— START Record extracts —
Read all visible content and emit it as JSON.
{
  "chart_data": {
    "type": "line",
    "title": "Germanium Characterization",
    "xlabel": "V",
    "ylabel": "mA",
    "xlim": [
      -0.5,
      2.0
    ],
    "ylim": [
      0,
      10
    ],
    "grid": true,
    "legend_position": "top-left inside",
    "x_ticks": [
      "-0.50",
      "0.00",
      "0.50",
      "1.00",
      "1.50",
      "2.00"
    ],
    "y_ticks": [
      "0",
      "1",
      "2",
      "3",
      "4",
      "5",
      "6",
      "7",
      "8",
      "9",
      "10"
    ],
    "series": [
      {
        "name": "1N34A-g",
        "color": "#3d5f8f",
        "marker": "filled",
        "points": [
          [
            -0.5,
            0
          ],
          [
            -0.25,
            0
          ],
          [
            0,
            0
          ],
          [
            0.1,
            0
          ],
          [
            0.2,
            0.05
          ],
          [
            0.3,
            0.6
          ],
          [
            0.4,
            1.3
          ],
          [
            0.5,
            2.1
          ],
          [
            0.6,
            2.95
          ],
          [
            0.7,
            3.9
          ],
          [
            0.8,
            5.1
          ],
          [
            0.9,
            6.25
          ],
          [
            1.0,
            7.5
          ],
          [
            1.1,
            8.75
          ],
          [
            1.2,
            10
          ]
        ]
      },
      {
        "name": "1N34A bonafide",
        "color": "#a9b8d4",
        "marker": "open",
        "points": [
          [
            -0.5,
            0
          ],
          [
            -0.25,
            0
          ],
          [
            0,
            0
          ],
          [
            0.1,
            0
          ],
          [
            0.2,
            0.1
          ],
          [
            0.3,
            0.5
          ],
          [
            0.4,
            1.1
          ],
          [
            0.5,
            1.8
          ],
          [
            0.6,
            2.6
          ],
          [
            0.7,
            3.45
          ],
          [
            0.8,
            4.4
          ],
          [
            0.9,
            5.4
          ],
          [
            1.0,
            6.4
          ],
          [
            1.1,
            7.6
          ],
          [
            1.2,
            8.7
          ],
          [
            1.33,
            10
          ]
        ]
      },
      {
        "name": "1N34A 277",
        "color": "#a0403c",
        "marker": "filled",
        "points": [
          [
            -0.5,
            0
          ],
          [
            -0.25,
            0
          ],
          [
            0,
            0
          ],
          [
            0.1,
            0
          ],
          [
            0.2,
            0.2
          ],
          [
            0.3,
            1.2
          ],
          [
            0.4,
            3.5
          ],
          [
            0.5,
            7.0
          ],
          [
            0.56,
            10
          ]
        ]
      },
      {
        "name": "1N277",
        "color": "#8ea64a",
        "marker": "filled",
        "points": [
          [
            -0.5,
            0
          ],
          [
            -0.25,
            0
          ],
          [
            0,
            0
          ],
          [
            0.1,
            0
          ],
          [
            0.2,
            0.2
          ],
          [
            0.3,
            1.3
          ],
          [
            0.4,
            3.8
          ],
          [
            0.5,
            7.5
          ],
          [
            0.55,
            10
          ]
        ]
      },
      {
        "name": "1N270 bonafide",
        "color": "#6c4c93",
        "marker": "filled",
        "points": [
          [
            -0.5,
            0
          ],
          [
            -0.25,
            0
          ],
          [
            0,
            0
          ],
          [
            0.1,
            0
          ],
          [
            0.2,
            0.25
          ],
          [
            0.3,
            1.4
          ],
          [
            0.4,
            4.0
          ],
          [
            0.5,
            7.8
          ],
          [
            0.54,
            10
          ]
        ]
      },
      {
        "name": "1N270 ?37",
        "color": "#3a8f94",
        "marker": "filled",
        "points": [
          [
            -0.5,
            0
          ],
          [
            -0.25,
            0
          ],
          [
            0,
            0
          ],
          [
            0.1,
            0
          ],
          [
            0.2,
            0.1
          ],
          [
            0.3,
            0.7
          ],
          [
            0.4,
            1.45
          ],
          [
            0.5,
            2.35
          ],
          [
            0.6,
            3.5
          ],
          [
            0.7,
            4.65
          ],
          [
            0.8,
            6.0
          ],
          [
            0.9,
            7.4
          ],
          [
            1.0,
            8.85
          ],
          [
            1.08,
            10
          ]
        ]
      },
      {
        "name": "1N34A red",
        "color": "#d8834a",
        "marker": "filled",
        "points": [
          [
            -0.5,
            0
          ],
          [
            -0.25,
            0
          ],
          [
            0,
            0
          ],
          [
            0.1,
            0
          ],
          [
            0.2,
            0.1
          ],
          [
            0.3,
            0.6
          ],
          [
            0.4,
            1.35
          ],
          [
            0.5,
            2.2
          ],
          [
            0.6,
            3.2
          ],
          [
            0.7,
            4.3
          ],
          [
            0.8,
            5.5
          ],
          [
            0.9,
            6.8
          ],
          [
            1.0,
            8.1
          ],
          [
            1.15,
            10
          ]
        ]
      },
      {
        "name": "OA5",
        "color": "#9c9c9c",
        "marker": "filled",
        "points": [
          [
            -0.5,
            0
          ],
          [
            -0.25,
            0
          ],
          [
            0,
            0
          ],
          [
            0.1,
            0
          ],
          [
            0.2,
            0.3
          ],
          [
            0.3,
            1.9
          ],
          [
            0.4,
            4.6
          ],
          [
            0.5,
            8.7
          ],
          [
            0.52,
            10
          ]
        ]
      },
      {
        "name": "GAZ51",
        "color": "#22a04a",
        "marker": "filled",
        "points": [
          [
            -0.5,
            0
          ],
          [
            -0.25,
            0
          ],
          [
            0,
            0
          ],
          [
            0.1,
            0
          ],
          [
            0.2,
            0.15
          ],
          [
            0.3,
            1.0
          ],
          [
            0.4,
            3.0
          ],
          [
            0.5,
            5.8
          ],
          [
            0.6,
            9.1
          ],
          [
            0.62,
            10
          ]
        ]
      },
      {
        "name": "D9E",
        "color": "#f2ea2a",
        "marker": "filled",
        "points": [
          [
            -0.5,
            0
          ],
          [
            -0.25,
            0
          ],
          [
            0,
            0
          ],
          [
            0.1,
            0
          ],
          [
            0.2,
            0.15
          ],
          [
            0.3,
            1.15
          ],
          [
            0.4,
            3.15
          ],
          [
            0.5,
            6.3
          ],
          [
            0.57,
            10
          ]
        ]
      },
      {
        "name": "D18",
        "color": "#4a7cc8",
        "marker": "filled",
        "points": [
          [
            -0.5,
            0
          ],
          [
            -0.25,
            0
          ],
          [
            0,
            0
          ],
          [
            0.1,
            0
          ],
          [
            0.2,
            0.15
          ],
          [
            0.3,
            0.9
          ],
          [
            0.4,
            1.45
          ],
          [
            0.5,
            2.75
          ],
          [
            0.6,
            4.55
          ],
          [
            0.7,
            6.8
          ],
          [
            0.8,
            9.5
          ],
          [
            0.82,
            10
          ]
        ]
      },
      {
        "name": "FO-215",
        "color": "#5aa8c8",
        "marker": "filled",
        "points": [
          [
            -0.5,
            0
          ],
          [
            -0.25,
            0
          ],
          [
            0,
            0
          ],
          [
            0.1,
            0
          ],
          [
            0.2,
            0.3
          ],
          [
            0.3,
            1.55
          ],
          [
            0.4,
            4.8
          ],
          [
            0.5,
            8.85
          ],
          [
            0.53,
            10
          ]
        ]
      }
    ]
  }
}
— END Record extracts —
• [Stated problem]: Pull every line containing "name" from the material above.

• [Final result]:
        "name": "1N34A-g",
        "name": "1N34A bonafide",
        "name": "1N34A 277",
        "name": "1N277",
        "name": "1N270 bonafide",
        "name": "1N270 ?37",
        "name": "1N34A red",
        "name": "OA5",
        "name": "GAZ51",
        "name": "D9E",
        "name": "D18",
        "name": "FO-215",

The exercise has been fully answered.